→ **Source material**:
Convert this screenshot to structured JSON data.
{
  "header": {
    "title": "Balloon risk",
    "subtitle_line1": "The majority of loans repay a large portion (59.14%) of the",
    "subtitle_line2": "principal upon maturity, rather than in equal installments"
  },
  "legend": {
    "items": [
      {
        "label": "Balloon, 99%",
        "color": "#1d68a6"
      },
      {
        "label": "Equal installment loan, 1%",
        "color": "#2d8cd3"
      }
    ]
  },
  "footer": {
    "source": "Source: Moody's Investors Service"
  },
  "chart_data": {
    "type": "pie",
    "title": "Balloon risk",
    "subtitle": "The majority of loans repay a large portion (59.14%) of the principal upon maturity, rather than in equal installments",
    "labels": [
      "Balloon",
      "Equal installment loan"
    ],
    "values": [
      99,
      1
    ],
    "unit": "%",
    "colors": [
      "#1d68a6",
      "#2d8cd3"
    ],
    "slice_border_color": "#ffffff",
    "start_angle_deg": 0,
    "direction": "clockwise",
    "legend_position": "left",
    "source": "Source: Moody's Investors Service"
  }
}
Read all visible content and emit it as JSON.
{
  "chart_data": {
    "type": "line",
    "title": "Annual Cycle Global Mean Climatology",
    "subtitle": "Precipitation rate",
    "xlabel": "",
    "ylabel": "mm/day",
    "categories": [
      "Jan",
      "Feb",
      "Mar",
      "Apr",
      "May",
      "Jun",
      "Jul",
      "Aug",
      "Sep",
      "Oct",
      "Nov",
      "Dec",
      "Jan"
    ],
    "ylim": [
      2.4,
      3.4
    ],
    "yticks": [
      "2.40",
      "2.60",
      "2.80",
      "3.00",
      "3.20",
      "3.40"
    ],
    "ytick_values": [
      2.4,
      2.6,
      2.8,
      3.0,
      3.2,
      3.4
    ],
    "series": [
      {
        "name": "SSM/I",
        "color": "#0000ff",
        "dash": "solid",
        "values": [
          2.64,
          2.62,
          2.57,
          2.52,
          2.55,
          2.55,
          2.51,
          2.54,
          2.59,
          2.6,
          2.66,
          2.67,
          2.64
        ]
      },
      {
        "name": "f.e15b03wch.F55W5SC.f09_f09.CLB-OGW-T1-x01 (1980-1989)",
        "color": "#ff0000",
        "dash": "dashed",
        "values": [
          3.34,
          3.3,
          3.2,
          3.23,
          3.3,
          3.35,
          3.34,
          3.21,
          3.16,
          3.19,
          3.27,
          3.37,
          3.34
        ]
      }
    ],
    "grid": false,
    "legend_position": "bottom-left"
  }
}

→ **What this task involves**:
Reply with nothing but the number of lines that contain the word "upon".

→ **Right answer**:
2